> **RAW DATA**:

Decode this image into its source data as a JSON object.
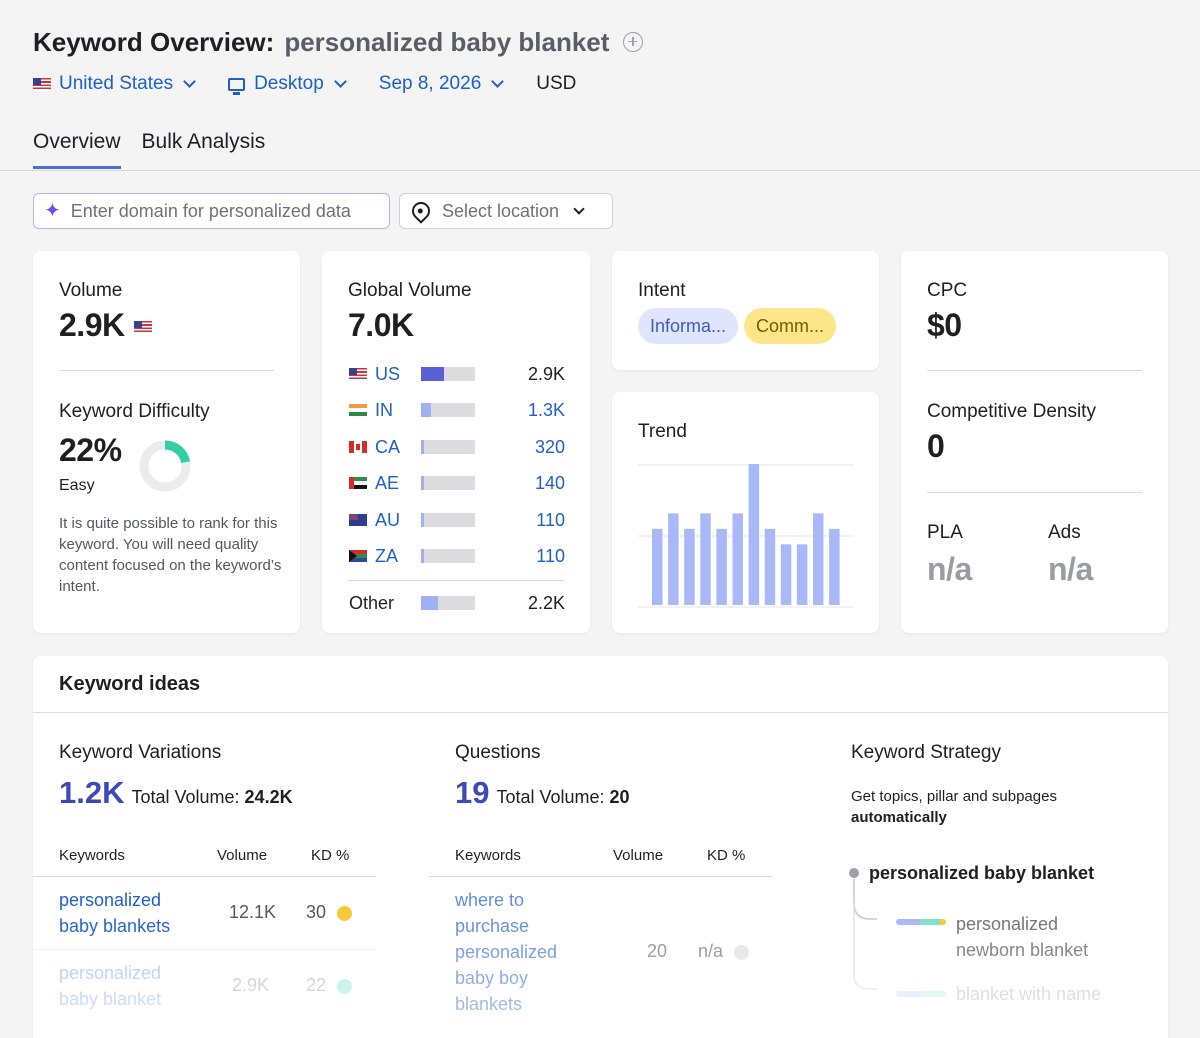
{
  "header": {
    "title": "Keyword Overview:",
    "keyword": "personalized baby blanket"
  },
  "filters": {
    "country": "United States",
    "device": "Desktop",
    "date": "Sep 8, 2026",
    "currency": "USD"
  },
  "tabs": [
    {
      "label": "Overview",
      "active": true
    },
    {
      "label": "Bulk Analysis",
      "active": false
    }
  ],
  "personalize": {
    "domain_placeholder": "Enter domain for personalized data",
    "location_placeholder": "Select location"
  },
  "volume": {
    "label": "Volume",
    "value": "2.9K"
  },
  "keyword_difficulty": {
    "label": "Keyword Difficulty",
    "value": "22%",
    "percent": 22,
    "level": "Easy",
    "description": "It is quite possible to rank for this keyword. You will need quality content focused on the keyword’s intent.",
    "accent": "#2fd0a4"
  },
  "global_volume": {
    "label": "Global Volume",
    "value": "7.0K",
    "countries": [
      {
        "code": "US",
        "value": "2.9K",
        "share": 0.42
      },
      {
        "code": "IN",
        "value": "1.3K",
        "share": 0.19
      },
      {
        "code": "CA",
        "value": "320",
        "share": 0.05
      },
      {
        "code": "AE",
        "value": "140",
        "share": 0.03
      },
      {
        "code": "AU",
        "value": "110",
        "share": 0.02
      },
      {
        "code": "ZA",
        "value": "110",
        "share": 0.02
      }
    ],
    "other": {
      "label": "Other",
      "value": "2.2K",
      "share": 0.31
    }
  },
  "intent": {
    "label": "Intent",
    "tags": [
      {
        "text": "Informa...",
        "bg": "#dfe5fc",
        "color": "#3d5ac8"
      },
      {
        "text": "Comm...",
        "bg": "#fde68a",
        "color": "#7a5a00"
      }
    ]
  },
  "trend": {
    "label": "Trend",
    "values": [
      0.54,
      0.65,
      0.54,
      0.65,
      0.54,
      0.65,
      1.0,
      0.54,
      0.43,
      0.43,
      0.65,
      0.54
    ],
    "color": "#a9b8f7"
  },
  "cpc": {
    "label": "CPC",
    "value": "$0"
  },
  "competitive_density": {
    "label": "Competitive Density",
    "value": "0"
  },
  "pla": {
    "label": "PLA",
    "value": "n/a"
  },
  "ads": {
    "label": "Ads",
    "value": "n/a"
  },
  "keyword_ideas": {
    "title": "Keyword ideas",
    "variations": {
      "label": "Keyword Variations",
      "count": "1.2K",
      "total_label": "Total Volume:",
      "total": "24.2K",
      "columns": [
        "Keywords",
        "Volume",
        "KD %"
      ],
      "rows": [
        {
          "keyword": "personalized baby blankets",
          "volume": "12.1K",
          "kd": "30",
          "dot": "#f5c93a"
        },
        {
          "keyword": "personalized baby blanket",
          "volume": "2.9K",
          "kd": "22",
          "dot": "#2fd0a4"
        }
      ]
    },
    "questions": {
      "label": "Questions",
      "count": "19",
      "total_label": "Total Volume:",
      "total": "20",
      "columns": [
        "Keywords",
        "Volume",
        "KD %"
      ],
      "rows": [
        {
          "keyword": "where to purchase personalized baby boy blankets",
          "volume": "20",
          "kd": "n/a",
          "dot": "#d8d8dc"
        }
      ]
    },
    "strategy": {
      "label": "Keyword Strategy",
      "subtitle": "Get topics, pillar and subpages",
      "subtitle_bold": "automatically",
      "root": "personalized baby blanket",
      "children": [
        "personalized newborn blanket",
        "blanket with name"
      ]
    }
  }
}
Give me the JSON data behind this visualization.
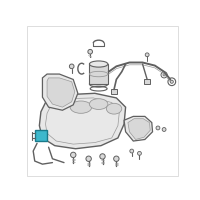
{
  "bg_color": "#ffffff",
  "border_color": "#d0d0d0",
  "highlight_color": "#3db8cc",
  "line_color": "#606060",
  "fill_light": "#e8e8e8",
  "fill_mid": "#d8d8d8",
  "fill_dark": "#c8c8c8",
  "stroke_light": "#999999"
}
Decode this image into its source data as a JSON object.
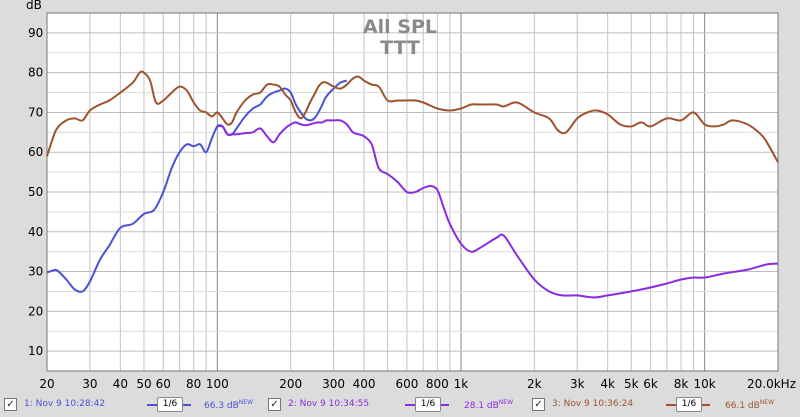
{
  "chart_data": {
    "type": "line",
    "title": "All SPL",
    "subtitle": "TTT",
    "ylabel": "dB",
    "xscale": "log",
    "xlim": [
      20,
      20000
    ],
    "ylim": [
      5,
      95
    ],
    "y_ticks": [
      10,
      20,
      30,
      40,
      50,
      60,
      70,
      80,
      90
    ],
    "x_ticks": [
      {
        "v": 20,
        "label": "20"
      },
      {
        "v": 30,
        "label": "30"
      },
      {
        "v": 40,
        "label": "40"
      },
      {
        "v": 50,
        "label": "50"
      },
      {
        "v": 60,
        "label": "60"
      },
      {
        "v": 80,
        "label": "80"
      },
      {
        "v": 100,
        "label": "100"
      },
      {
        "v": 200,
        "label": "200"
      },
      {
        "v": 300,
        "label": "300"
      },
      {
        "v": 400,
        "label": "400"
      },
      {
        "v": 600,
        "label": "600"
      },
      {
        "v": 800,
        "label": "800"
      },
      {
        "v": 1000,
        "label": "1k"
      },
      {
        "v": 2000,
        "label": "2k"
      },
      {
        "v": 3000,
        "label": "3k"
      },
      {
        "v": 4000,
        "label": "4k"
      },
      {
        "v": 5000,
        "label": "5k"
      },
      {
        "v": 6000,
        "label": "6k"
      },
      {
        "v": 8000,
        "label": "8k"
      },
      {
        "v": 10000,
        "label": "10k"
      },
      {
        "v": 20000,
        "label": "20.0kHz"
      }
    ],
    "grid": true,
    "series": [
      {
        "name": "1: Nov 9 10:28:42",
        "color": "#4a52d8",
        "smoothing": "1/6",
        "value_label": "66.3 dB",
        "x": [
          20,
          21,
          22,
          24,
          26,
          28,
          30,
          33,
          36,
          40,
          45,
          50,
          55,
          60,
          65,
          70,
          75,
          80,
          85,
          90,
          95,
          100,
          105,
          110,
          115,
          120,
          130,
          140,
          150,
          160,
          170,
          180,
          190,
          200,
          210,
          220,
          230,
          240,
          250,
          260,
          270,
          280,
          300,
          320,
          340
        ],
        "y": [
          29.8,
          30.2,
          30.3,
          28,
          25.5,
          25,
          27.5,
          33,
          36.5,
          41,
          42,
          44.5,
          45.5,
          50,
          56,
          60,
          62,
          61.5,
          62,
          60,
          63.5,
          66.5,
          66.5,
          64.5,
          64.5,
          66,
          69,
          71,
          72,
          74,
          75,
          75.5,
          76,
          75,
          72,
          70,
          68.5,
          68,
          68.5,
          70,
          72,
          74,
          76,
          77.5,
          78
        ]
      },
      {
        "name": "2: Nov 9 10:34:55",
        "color": "#8a2be2",
        "smoothing": "1/6",
        "value_label": "28.1 dB",
        "x": [
          100,
          105,
          110,
          115,
          120,
          130,
          140,
          150,
          160,
          170,
          180,
          190,
          200,
          210,
          220,
          230,
          240,
          250,
          260,
          270,
          280,
          300,
          320,
          340,
          360,
          380,
          400,
          430,
          460,
          500,
          550,
          600,
          650,
          700,
          750,
          800,
          850,
          900,
          1000,
          1100,
          1200,
          1400,
          1500,
          1700,
          2000,
          2300,
          2600,
          3000,
          3500,
          4000,
          5000,
          6000,
          7000,
          8000,
          9000,
          10000,
          12000,
          15000,
          18000,
          20000
        ],
        "y": [
          66.5,
          66.5,
          64.5,
          64.5,
          64.5,
          64.8,
          65,
          66,
          64,
          62.5,
          64.5,
          66,
          67,
          67.5,
          67,
          66.8,
          67,
          67.3,
          67.5,
          67.5,
          68,
          68,
          68,
          67,
          65,
          64.5,
          64,
          62,
          56,
          54.5,
          52.5,
          50,
          50,
          51,
          51.5,
          50.5,
          46,
          42,
          37,
          35,
          36,
          38.5,
          39,
          34,
          28,
          25,
          24,
          24,
          23.5,
          24,
          25,
          26,
          27,
          28,
          28.5,
          28.5,
          29.5,
          30.5,
          31.8,
          32
        ]
      },
      {
        "name": "3: Nov 9 10:36:24",
        "color": "#a0522d",
        "smoothing": "1/6",
        "value_label": "66.1 dB",
        "x": [
          20,
          21,
          22,
          24,
          26,
          28,
          30,
          33,
          36,
          40,
          45,
          48,
          50,
          53,
          56,
          60,
          65,
          70,
          75,
          80,
          85,
          90,
          95,
          100,
          105,
          110,
          115,
          120,
          130,
          140,
          150,
          160,
          170,
          180,
          190,
          200,
          210,
          220,
          230,
          240,
          250,
          260,
          270,
          280,
          300,
          320,
          340,
          360,
          380,
          400,
          430,
          460,
          500,
          550,
          600,
          650,
          700,
          800,
          900,
          1000,
          1100,
          1200,
          1400,
          1500,
          1700,
          2000,
          2300,
          2500,
          2700,
          3000,
          3300,
          3600,
          4000,
          4500,
          5000,
          5500,
          6000,
          7000,
          8000,
          9000,
          10000,
          11000,
          12000,
          13000,
          15000,
          17000,
          18000,
          20000
        ],
        "y": [
          59,
          63,
          66,
          68,
          68.5,
          68,
          70.5,
          72,
          73,
          75,
          77.5,
          80,
          80,
          78,
          72.5,
          73,
          75,
          76.5,
          75.5,
          72.5,
          70.5,
          70,
          69,
          70,
          68.5,
          67,
          67.5,
          70,
          73,
          74.5,
          75,
          77,
          77,
          76.5,
          74.5,
          73,
          70,
          68.5,
          70,
          72.5,
          74.5,
          76.5,
          77.5,
          77.5,
          76.5,
          76,
          77,
          78.5,
          79,
          78,
          77,
          76.5,
          73,
          73,
          73,
          73,
          72.5,
          71,
          70.5,
          71,
          72,
          72,
          72,
          71.5,
          72.5,
          70,
          68.5,
          65.5,
          65,
          68.5,
          70,
          70.5,
          69.5,
          67,
          66.5,
          67.5,
          66.5,
          68.5,
          68,
          70,
          67,
          66.5,
          67,
          68,
          67,
          64.5,
          62.5,
          57.5
        ]
      }
    ]
  },
  "legend": [
    {
      "label": "1: Nov 9 10:28:42",
      "smoothing": "1/6",
      "value": "66.3 dB",
      "badge": "NEW",
      "color": "#4a52d8",
      "checked": true
    },
    {
      "label": "2: Nov 9 10:34:55",
      "smoothing": "1/6",
      "value": "28.1 dB",
      "badge": "NEW",
      "color": "#8a2be2",
      "checked": true
    },
    {
      "label": "3: Nov 9 10:36:24",
      "smoothing": "1/6",
      "value": "66.1 dB",
      "badge": "NEW",
      "color": "#a0522d",
      "checked": true
    }
  ]
}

> **EXERCISE PROMPT**: Copy out each line in the listing that has the word "blankets".

> **REPLY**:
          "keyword": "personalized baby blankets",
          "keyword": "where to purchase personalized baby boy blankets",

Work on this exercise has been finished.